Look through the data and write out every line with the word "Power" in it.
-------------------------
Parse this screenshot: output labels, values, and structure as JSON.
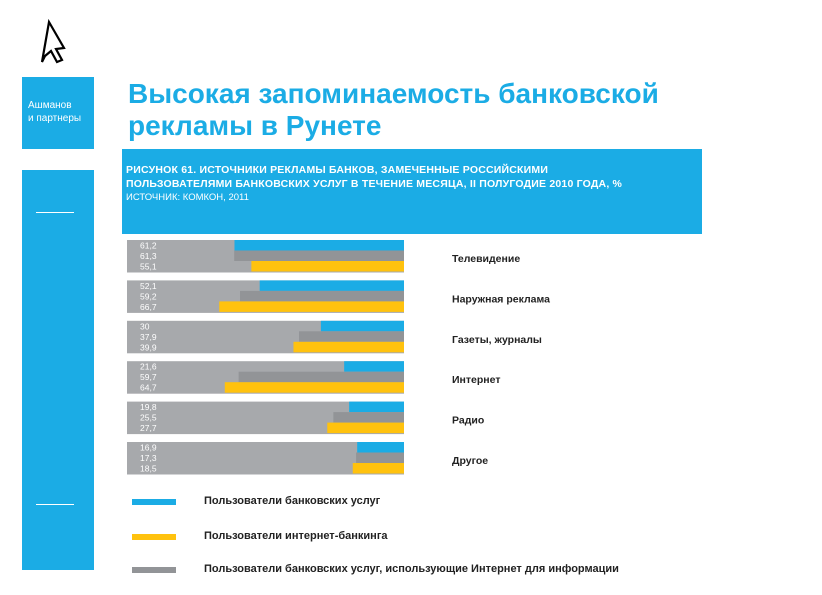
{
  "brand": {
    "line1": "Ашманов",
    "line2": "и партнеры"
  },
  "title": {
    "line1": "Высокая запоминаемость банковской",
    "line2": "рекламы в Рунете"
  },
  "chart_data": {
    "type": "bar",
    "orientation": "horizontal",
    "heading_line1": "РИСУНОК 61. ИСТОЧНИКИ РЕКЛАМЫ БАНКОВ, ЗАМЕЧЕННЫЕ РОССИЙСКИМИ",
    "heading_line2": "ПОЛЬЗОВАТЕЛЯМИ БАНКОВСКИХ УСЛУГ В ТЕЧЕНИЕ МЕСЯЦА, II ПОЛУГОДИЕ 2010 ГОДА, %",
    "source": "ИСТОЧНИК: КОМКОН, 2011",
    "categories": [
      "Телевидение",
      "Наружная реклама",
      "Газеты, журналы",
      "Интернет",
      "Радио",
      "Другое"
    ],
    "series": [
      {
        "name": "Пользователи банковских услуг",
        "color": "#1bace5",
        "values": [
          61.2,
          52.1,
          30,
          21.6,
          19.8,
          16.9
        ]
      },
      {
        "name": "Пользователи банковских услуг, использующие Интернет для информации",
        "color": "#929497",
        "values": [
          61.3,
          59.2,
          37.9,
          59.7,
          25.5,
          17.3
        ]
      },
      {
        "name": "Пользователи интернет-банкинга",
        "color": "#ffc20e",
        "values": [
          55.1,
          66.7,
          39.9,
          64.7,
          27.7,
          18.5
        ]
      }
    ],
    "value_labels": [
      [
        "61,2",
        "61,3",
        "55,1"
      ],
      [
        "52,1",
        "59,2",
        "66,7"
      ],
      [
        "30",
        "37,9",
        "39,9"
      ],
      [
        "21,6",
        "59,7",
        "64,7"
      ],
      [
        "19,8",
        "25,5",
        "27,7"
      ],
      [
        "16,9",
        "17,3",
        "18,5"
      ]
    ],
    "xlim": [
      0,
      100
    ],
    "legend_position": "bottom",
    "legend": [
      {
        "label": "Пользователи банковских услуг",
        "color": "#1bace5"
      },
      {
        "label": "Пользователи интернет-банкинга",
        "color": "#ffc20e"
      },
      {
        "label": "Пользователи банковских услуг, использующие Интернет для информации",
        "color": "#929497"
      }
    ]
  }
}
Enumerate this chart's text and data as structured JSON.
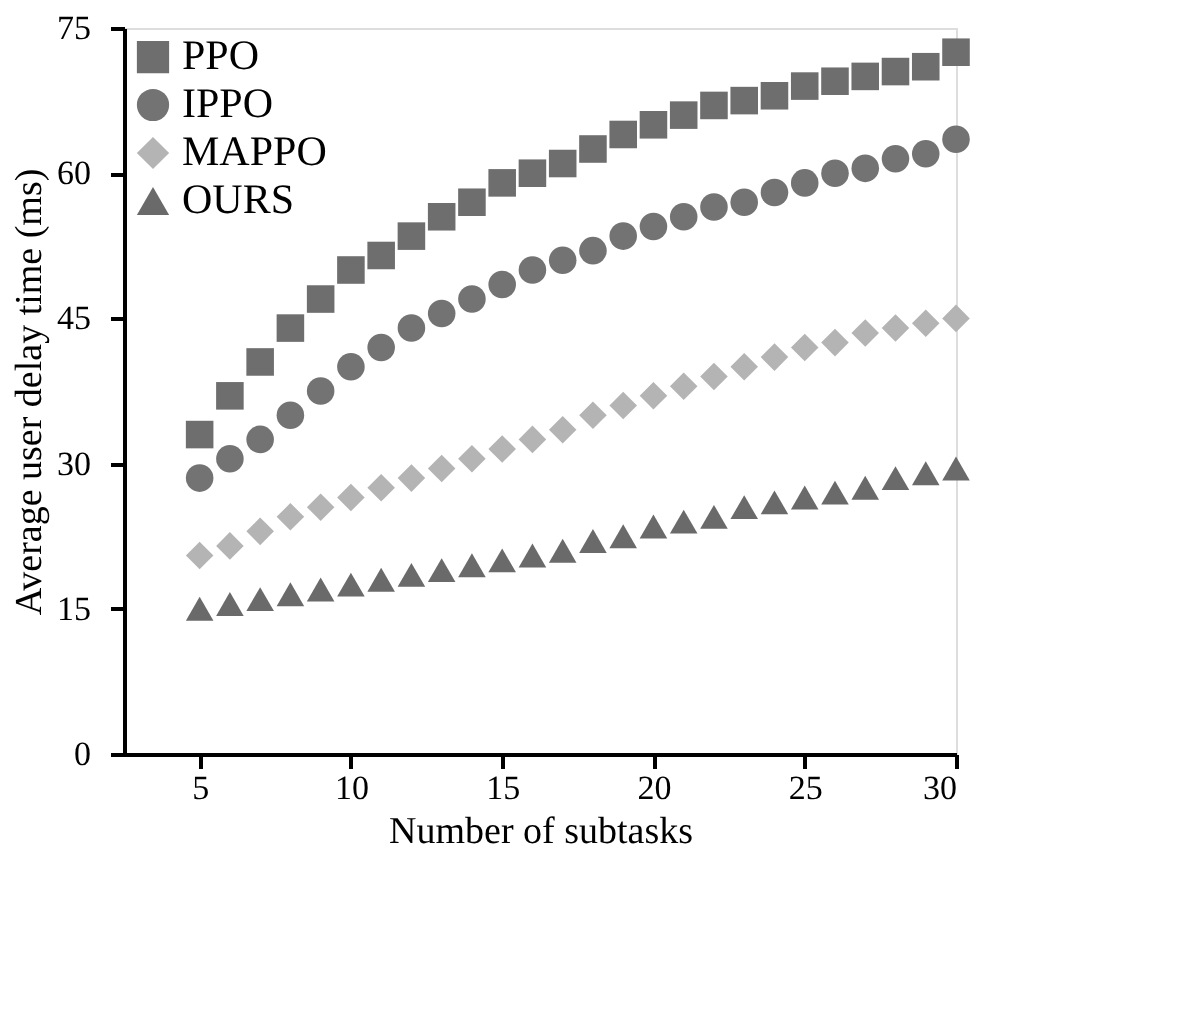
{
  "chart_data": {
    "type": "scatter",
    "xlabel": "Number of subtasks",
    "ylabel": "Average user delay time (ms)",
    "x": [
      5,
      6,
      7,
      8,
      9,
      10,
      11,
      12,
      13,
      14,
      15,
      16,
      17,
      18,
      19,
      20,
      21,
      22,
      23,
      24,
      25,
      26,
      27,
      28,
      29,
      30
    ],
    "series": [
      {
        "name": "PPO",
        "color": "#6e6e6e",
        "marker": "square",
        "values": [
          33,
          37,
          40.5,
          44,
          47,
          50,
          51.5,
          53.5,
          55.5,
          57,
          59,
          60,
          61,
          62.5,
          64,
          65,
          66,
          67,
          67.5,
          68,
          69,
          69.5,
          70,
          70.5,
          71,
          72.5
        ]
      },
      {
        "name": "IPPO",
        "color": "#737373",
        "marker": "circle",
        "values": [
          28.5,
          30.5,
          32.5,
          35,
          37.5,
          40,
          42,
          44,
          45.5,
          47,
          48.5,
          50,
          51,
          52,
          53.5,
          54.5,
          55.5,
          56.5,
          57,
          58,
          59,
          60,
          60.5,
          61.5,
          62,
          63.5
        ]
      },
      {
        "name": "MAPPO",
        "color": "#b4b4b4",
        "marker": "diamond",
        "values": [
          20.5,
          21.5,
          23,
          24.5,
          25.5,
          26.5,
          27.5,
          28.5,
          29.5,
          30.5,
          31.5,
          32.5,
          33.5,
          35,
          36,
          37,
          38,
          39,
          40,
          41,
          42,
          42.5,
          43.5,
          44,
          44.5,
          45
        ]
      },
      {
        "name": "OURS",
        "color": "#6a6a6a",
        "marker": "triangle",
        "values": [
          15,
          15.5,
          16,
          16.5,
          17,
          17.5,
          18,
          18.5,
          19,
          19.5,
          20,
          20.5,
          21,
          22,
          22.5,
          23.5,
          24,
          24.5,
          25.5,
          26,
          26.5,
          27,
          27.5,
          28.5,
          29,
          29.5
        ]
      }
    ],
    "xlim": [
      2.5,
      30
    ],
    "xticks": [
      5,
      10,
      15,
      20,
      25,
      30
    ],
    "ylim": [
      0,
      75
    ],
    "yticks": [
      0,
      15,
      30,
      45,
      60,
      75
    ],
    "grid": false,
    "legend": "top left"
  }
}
-------------------------
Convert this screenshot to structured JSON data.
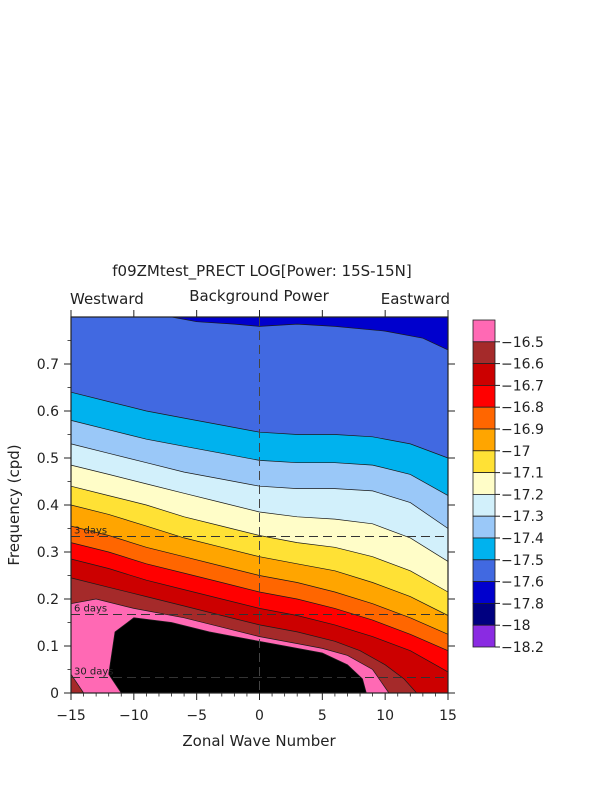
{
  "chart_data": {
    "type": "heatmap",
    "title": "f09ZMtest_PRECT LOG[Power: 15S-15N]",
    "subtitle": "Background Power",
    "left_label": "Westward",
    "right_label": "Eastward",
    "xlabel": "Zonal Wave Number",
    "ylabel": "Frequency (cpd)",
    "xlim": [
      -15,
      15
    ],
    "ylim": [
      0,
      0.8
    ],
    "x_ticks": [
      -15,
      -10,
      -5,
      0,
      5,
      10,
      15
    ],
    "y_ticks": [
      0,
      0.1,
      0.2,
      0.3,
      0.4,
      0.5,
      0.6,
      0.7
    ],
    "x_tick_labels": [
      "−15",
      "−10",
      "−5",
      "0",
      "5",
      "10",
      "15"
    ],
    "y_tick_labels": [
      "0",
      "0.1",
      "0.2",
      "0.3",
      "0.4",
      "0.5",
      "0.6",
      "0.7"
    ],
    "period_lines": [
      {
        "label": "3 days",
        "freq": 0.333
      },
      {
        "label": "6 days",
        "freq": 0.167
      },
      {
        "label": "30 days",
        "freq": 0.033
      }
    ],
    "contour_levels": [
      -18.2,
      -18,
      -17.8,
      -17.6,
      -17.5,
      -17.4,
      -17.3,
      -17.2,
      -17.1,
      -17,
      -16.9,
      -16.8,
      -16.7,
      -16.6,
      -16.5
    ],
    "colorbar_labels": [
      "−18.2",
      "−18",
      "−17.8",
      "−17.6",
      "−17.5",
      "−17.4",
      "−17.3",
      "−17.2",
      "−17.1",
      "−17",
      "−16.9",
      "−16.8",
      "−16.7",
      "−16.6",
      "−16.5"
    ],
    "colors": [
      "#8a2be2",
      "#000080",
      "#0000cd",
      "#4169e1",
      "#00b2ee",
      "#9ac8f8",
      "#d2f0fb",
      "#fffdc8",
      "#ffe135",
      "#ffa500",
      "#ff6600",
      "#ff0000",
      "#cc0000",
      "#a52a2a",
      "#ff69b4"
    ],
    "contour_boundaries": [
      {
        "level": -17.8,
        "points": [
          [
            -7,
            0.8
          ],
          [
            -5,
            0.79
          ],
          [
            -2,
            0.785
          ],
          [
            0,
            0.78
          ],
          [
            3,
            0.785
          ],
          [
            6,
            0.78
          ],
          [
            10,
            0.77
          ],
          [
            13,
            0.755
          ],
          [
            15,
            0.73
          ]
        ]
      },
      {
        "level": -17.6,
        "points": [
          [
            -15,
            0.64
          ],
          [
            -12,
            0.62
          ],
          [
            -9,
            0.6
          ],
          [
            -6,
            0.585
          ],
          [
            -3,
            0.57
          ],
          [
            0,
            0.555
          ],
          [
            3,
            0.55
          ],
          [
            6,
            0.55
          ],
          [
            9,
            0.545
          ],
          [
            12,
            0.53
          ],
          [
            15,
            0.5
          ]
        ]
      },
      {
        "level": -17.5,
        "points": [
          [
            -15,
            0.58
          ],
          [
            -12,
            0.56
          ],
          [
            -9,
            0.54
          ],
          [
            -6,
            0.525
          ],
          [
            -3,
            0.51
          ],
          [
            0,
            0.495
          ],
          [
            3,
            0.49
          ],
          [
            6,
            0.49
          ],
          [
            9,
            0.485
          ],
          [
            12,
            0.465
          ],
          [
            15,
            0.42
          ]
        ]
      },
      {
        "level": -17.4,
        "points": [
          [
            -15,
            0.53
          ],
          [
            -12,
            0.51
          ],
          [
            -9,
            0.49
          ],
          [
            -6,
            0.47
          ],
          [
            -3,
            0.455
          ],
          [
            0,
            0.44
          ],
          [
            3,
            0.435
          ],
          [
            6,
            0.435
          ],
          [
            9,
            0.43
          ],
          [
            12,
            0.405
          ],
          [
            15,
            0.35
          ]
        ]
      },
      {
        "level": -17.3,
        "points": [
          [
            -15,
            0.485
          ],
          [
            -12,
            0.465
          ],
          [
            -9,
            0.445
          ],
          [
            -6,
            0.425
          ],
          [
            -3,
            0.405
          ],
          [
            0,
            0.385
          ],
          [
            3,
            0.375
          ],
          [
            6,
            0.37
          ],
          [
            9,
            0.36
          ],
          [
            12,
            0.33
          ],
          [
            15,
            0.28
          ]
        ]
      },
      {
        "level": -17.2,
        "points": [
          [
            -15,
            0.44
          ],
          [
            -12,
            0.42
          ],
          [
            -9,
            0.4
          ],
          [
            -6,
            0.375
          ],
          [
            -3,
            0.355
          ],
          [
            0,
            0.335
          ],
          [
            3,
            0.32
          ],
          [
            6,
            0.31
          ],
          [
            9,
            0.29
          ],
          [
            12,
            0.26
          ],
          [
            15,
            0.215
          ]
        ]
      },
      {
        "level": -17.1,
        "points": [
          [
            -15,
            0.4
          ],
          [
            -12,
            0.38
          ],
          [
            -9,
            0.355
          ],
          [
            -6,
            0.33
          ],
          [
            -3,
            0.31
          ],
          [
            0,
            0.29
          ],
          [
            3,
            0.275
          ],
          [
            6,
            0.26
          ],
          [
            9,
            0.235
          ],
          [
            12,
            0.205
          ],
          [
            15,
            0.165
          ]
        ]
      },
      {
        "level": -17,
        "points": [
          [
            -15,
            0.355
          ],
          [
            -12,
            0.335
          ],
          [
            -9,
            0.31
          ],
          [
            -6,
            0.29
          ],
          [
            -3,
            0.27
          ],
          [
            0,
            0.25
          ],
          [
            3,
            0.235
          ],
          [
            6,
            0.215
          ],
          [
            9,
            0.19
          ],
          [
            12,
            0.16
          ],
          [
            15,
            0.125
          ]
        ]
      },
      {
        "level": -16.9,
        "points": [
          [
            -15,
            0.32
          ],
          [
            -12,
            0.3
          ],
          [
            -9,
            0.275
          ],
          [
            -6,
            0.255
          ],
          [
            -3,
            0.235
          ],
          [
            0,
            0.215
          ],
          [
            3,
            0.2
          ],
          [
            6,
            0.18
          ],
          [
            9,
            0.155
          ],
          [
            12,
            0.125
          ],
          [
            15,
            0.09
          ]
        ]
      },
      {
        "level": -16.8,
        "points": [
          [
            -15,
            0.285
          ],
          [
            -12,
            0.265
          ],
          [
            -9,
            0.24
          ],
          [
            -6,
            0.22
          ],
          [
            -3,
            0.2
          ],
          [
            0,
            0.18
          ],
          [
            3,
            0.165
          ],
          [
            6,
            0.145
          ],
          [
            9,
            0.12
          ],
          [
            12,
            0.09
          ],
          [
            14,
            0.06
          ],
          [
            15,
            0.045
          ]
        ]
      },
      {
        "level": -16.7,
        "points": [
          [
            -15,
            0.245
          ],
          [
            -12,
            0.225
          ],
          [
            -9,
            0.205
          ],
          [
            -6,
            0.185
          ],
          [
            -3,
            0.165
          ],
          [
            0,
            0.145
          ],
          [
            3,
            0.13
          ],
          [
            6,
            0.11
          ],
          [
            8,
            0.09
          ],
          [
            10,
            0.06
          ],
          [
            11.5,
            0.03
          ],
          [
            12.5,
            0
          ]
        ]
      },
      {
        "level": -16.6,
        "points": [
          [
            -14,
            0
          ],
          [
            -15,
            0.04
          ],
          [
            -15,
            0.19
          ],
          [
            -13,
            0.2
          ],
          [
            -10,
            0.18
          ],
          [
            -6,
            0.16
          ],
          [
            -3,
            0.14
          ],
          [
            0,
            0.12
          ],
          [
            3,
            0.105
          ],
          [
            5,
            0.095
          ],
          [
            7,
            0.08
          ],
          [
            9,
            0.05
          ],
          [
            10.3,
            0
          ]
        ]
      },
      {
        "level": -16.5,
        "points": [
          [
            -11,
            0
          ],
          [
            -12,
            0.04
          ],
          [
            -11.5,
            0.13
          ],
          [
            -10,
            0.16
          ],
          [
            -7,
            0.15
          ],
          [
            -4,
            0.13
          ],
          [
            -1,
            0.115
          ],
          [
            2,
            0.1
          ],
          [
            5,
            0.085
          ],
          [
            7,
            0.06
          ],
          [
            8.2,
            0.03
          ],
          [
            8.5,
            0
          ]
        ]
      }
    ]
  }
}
-------------------------
[Exercise result]
    "title": "f09ZMtest_PRECT LOG[Power: 15S-15N]",
    "subtitle": "Background Power",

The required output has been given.